[Part of a data file]
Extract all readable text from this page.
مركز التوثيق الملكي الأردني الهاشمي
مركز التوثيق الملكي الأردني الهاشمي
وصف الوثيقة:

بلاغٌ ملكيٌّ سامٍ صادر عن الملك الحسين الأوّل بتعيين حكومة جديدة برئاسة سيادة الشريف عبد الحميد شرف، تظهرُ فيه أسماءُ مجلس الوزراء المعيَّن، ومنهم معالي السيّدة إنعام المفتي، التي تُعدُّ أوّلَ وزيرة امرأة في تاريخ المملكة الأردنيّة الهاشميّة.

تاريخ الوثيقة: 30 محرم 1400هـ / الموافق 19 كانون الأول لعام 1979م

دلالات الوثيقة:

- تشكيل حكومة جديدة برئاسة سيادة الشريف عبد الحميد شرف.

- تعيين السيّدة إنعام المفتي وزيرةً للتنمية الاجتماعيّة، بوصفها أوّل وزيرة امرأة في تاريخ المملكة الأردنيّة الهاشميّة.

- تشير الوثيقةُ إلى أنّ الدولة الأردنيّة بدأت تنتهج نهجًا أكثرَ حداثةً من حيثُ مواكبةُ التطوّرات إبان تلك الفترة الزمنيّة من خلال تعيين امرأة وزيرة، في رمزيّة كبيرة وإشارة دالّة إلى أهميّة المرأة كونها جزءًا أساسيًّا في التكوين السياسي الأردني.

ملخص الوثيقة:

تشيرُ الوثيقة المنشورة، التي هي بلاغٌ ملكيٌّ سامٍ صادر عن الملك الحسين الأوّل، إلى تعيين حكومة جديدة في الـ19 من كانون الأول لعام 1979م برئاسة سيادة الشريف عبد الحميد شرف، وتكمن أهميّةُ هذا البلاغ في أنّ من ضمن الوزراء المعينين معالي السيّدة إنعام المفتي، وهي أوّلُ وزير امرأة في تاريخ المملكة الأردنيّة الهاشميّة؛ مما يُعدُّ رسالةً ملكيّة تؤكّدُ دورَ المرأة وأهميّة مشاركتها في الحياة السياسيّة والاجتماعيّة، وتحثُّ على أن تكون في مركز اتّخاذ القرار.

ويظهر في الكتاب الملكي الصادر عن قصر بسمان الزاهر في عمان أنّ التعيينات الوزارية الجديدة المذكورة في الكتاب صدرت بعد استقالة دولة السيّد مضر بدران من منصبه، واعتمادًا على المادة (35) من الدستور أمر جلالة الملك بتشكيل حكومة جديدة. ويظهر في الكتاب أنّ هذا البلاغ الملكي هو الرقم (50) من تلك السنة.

EXERCISE AIM
Count the lines that hold the string "الهاشمي", and reply with that number alone.

PROBLEM SOLUTION
5